Given task. Pick out each line with the word "company" from the material that follows.

Listing.
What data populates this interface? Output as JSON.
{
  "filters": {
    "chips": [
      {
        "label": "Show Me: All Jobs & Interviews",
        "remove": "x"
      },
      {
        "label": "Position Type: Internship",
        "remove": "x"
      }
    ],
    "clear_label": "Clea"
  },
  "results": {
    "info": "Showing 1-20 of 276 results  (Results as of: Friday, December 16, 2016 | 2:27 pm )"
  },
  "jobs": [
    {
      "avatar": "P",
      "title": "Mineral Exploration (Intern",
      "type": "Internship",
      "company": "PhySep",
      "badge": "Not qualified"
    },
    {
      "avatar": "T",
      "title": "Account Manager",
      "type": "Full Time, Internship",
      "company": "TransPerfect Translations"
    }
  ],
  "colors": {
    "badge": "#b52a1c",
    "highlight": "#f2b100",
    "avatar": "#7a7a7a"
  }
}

Output for this exercise.
      "company": "PhySep",
      "company": "TransPerfect Translations"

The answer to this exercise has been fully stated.